● Given information
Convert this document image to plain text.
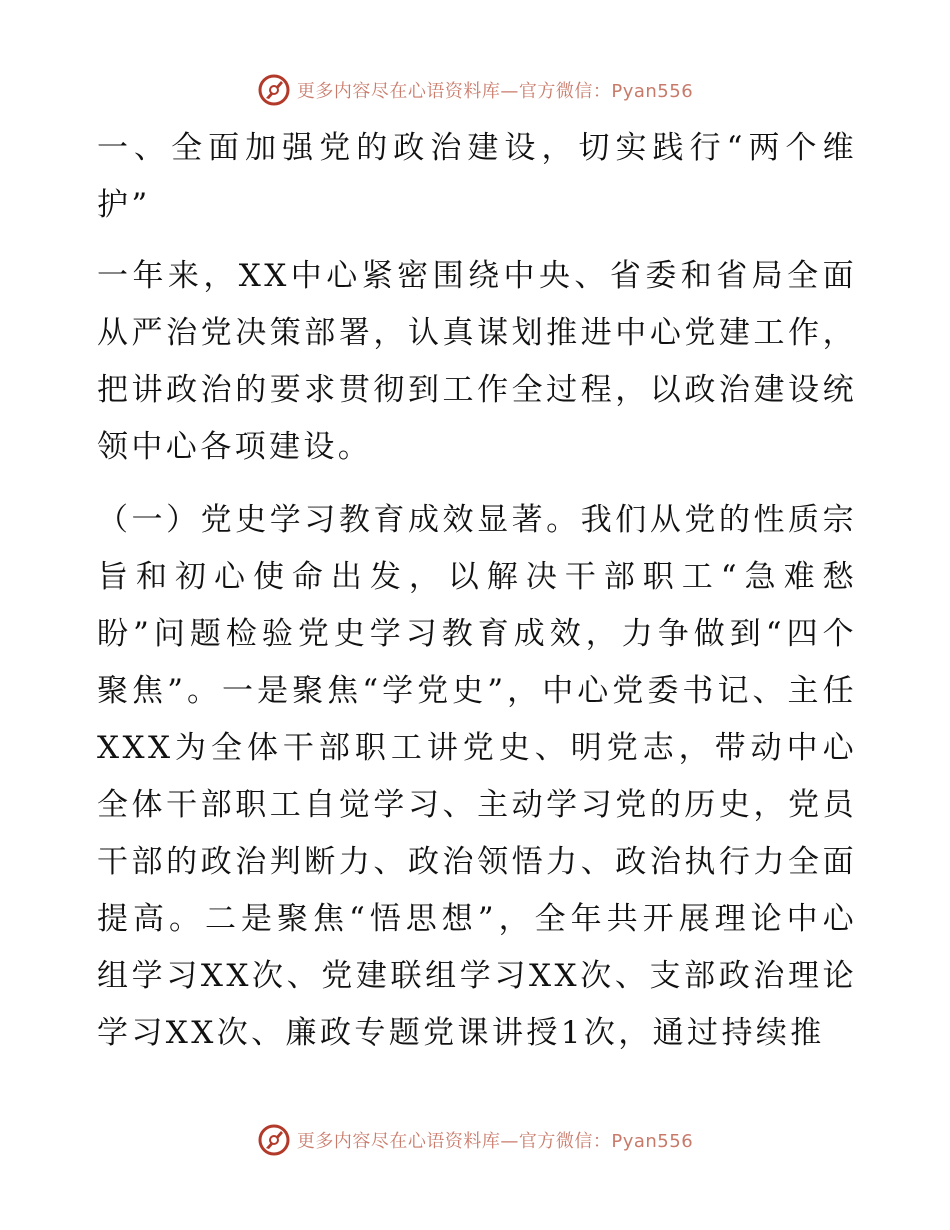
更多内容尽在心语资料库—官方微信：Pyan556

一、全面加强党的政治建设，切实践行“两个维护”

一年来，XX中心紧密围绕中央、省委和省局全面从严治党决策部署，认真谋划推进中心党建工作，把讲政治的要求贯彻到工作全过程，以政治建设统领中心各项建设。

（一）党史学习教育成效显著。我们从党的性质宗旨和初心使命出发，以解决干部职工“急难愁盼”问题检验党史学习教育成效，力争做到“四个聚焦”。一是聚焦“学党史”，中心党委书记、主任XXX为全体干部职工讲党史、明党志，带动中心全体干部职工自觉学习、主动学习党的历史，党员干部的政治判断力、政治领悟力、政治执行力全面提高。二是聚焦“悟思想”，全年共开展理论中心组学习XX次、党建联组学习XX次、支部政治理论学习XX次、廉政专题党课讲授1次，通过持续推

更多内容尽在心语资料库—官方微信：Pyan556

● Problem details
Write out each entry exactly as given, omitting any picture.

● The reply
Convert this document image to plain text.
更多内容尽在心语资料库—官方微信：Pyan556

一、全面加强党的政治建设，切实践行“两个维护”

一年来，XX中心紧密围绕中央、省委和省局全面从严治党决策部署，认真谋划推进中心党建工作，把讲政治的要求贯彻到工作全过程，以政治建设统领中心各项建设。

（一）党史学习教育成效显著。我们从党的性质宗旨和初心使命出发，以解决干部职工“急难愁盼”问题检验党史学习教育成效，力争做到“四个聚焦”。一是聚焦“学党史”，中心党委书记、主任XXX为全体干部职工讲党史、明党志，带动中心全体干部职工自觉学习、主动学习党的历史，党员干部的政治判断力、政治领悟力、政治执行力全面提高。二是聚焦“悟思想”，全年共开展理论中心组学习XX次、党建联组学习XX次、支部政治理论学习XX次、廉政专题党课讲授1次，通过持续推

更多内容尽在心语资料库—官方微信：Pyan556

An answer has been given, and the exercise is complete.